* EXCERPTED RECORDS
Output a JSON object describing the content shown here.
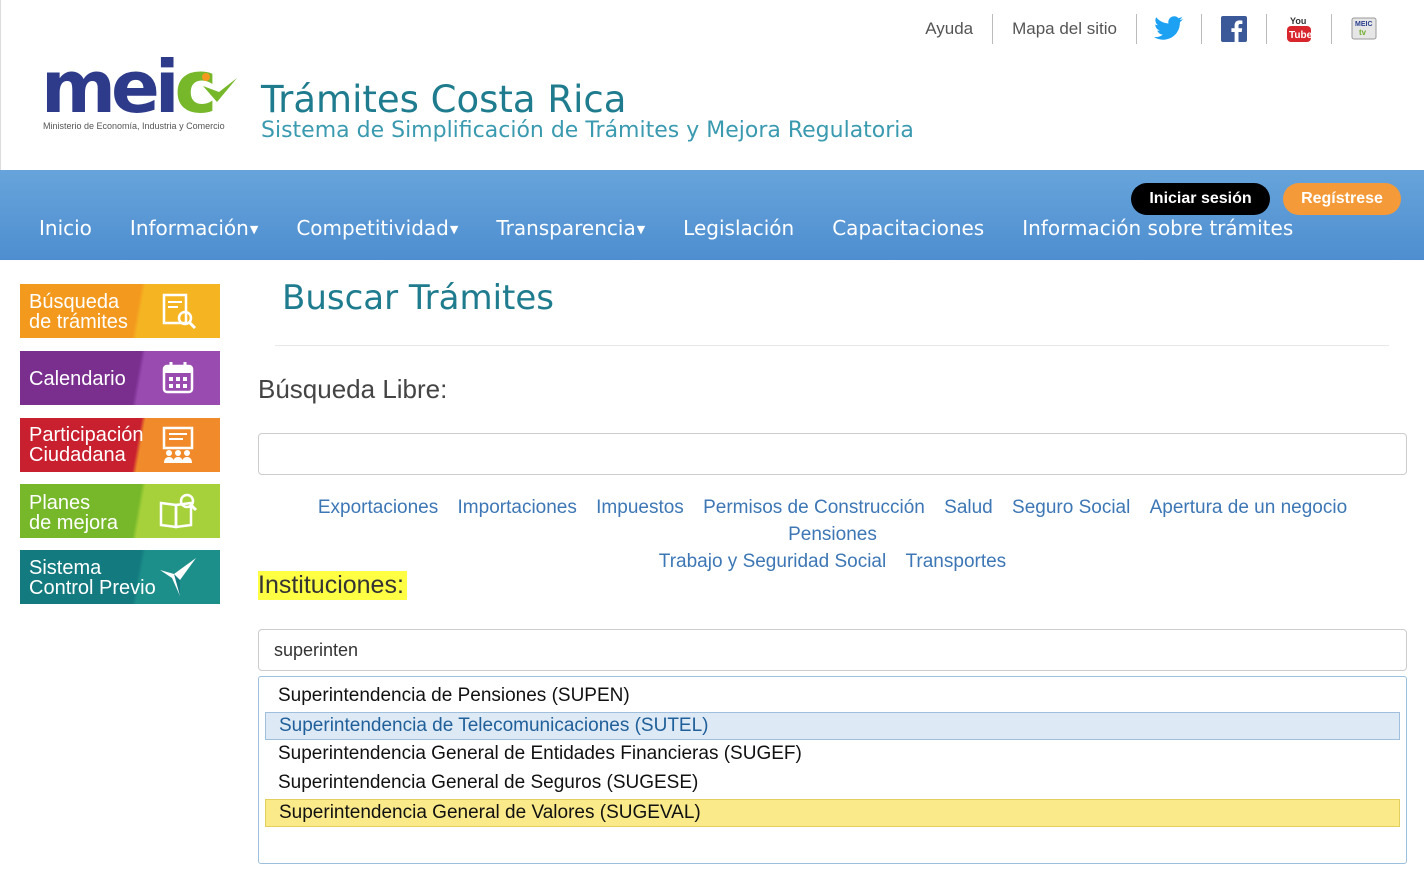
{
  "header": {
    "links": [
      "Ayuda",
      "Mapa del sitio"
    ],
    "social_icons": [
      "twitter-icon",
      "facebook-icon",
      "youtube-icon",
      "meic-tv-icon"
    ],
    "logo_text": "meic",
    "logo_caption": "Ministerio de Economía, Industria y Comercio",
    "title": "Trámites Costa Rica",
    "subtitle": "Sistema de Simplificación de Trámites y Mejora Regulatoria"
  },
  "nav": {
    "login_label": "Iniciar sesión",
    "register_label": "Regístrese",
    "items": [
      "Inicio",
      "Información",
      "Competitividad",
      "Transparencia",
      "Legislación",
      "Capacitaciones",
      "Información sobre trámites"
    ]
  },
  "sidebar": {
    "items": [
      {
        "label": "Búsqueda\nde trámites",
        "color": "#f39a1e"
      },
      {
        "label": "Calendario",
        "color": "#7a2f8f"
      },
      {
        "label": "Participación\nCiudadana",
        "color": "#c8202f"
      },
      {
        "label": "Planes\nde mejora",
        "color": "#76b82a"
      },
      {
        "label": "Sistema\nControl Previo",
        "color": "#137a7f"
      }
    ]
  },
  "main": {
    "title": "Buscar Trámites",
    "libre_label": "Búsqueda Libre:",
    "libre_value": "",
    "tags": [
      "Exportaciones",
      "Importaciones",
      "Impuestos",
      "Permisos de Construcción",
      "Salud",
      "Seguro Social",
      "Apertura de un negocio",
      "Pensiones",
      "Trabajo y Seguridad Social",
      "Transportes"
    ],
    "inst_label": "Instituciones:",
    "inst_value": "superinten",
    "options": [
      "Superintendencia de Pensiones (SUPEN)",
      "Superintendencia de Telecomunicaciones (SUTEL)",
      "Superintendencia General de Entidades Financieras (SUGEF)",
      "Superintendencia General de Seguros (SUGESE)",
      "Superintendencia General de Valores (SUGEVAL)"
    ]
  }
}
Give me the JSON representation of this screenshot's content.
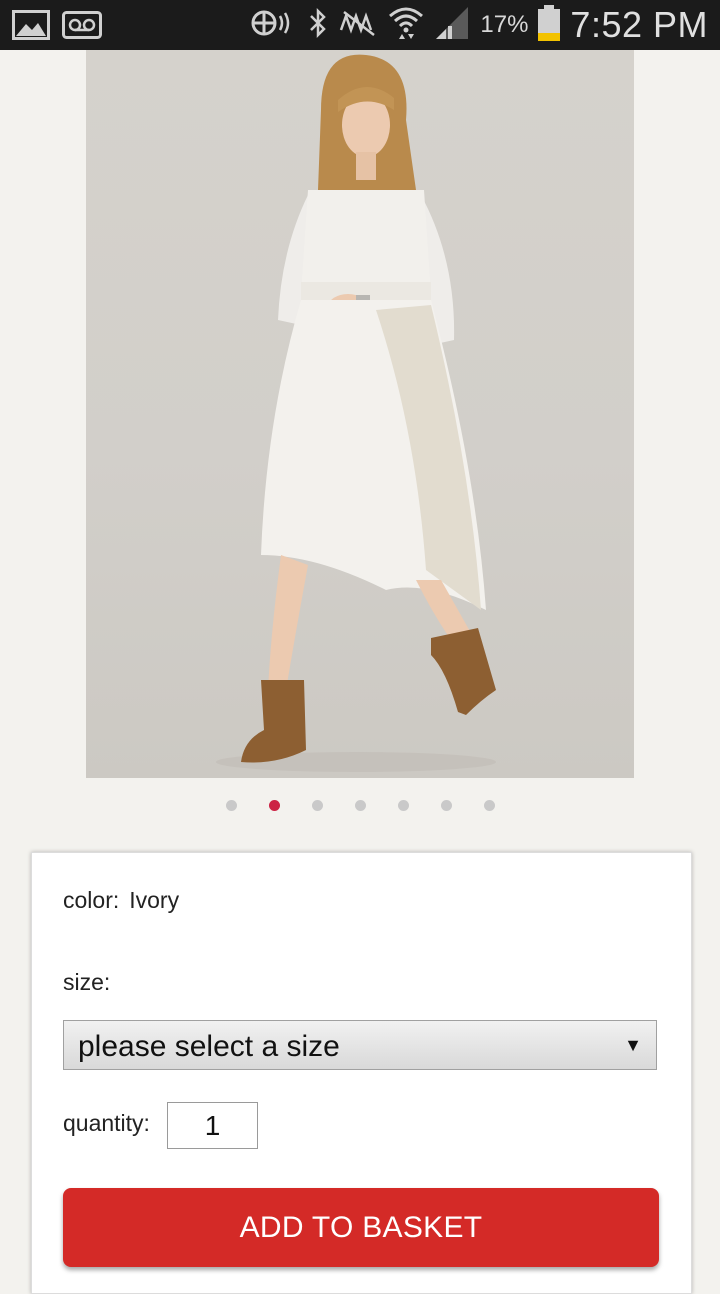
{
  "status_bar": {
    "icons_left": [
      "gallery-icon",
      "voicemail-icon"
    ],
    "icons_right": [
      "nfc-icon",
      "bluetooth-icon",
      "mute-icon",
      "wifi-icon",
      "signal-icon",
      "battery-icon"
    ],
    "battery_percent": "17%",
    "time": "7:52 PM"
  },
  "product": {
    "image_alt": "model in ivory dress with brown ankle boots",
    "carousel": {
      "total": 7,
      "active_index": 1
    }
  },
  "options": {
    "color_label": "color:",
    "color_value": "Ivory",
    "size_label": "size:",
    "size_select_text": "please select a size",
    "quantity_label": "quantity:",
    "quantity_value": "1",
    "add_button_label": "ADD TO BASKET"
  },
  "colors": {
    "accent": "#d42a27",
    "dot_active": "#cc2244"
  }
}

* DIRECTION
Could you reproduce every record above exactly, leaving out the pictures?

* THE RESPONSE
Output a JSON object describing the content shown here.
{
  "header": {
    "links": [
      "Ayuda",
      "Mapa del sitio"
    ],
    "social_icons": [
      "twitter-icon",
      "facebook-icon",
      "youtube-icon",
      "meic-tv-icon"
    ],
    "logo_text": "meic",
    "logo_caption": "Ministerio de Economía, Industria y Comercio",
    "title": "Trámites Costa Rica",
    "subtitle": "Sistema de Simplificación de Trámites y Mejora Regulatoria"
  },
  "nav": {
    "login_label": "Iniciar sesión",
    "register_label": "Regístrese",
    "items": [
      "Inicio",
      "Información",
      "Competitividad",
      "Transparencia",
      "Legislación",
      "Capacitaciones",
      "Información sobre trámites"
    ]
  },
  "sidebar": {
    "items": [
      {
        "label": "Búsqueda\nde trámites",
        "color": "#f39a1e"
      },
      {
        "label": "Calendario",
        "color": "#7a2f8f"
      },
      {
        "label": "Participación\nCiudadana",
        "color": "#c8202f"
      },
      {
        "label": "Planes\nde mejora",
        "color": "#76b82a"
      },
      {
        "label": "Sistema\nControl Previo",
        "color": "#137a7f"
      }
    ]
  },
  "main": {
    "title": "Buscar Trámites",
    "libre_label": "Búsqueda Libre:",
    "libre_value": "",
    "tags": [
      "Exportaciones",
      "Importaciones",
      "Impuestos",
      "Permisos de Construcción",
      "Salud",
      "Seguro Social",
      "Apertura de un negocio",
      "Pensiones",
      "Trabajo y Seguridad Social",
      "Transportes"
    ],
    "inst_label": "Instituciones:",
    "inst_value": "superinten",
    "options": [
      "Superintendencia de Pensiones (SUPEN)",
      "Superintendencia de Telecomunicaciones (SUTEL)",
      "Superintendencia General de Entidades Financieras (SUGEF)",
      "Superintendencia General de Seguros (SUGESE)",
      "Superintendencia General de Valores (SUGEVAL)"
    ]
  }
}
Give me the JSON representation of this screenshot's content.
{
  "status_bar": {
    "icons_left": [
      "gallery-icon",
      "voicemail-icon"
    ],
    "icons_right": [
      "nfc-icon",
      "bluetooth-icon",
      "mute-icon",
      "wifi-icon",
      "signal-icon",
      "battery-icon"
    ],
    "battery_percent": "17%",
    "time": "7:52 PM"
  },
  "product": {
    "image_alt": "model in ivory dress with brown ankle boots",
    "carousel": {
      "total": 7,
      "active_index": 1
    }
  },
  "options": {
    "color_label": "color:",
    "color_value": "Ivory",
    "size_label": "size:",
    "size_select_text": "please select a size",
    "quantity_label": "quantity:",
    "quantity_value": "1",
    "add_button_label": "ADD TO BASKET"
  },
  "colors": {
    "accent": "#d42a27",
    "dot_active": "#cc2244"
  }
}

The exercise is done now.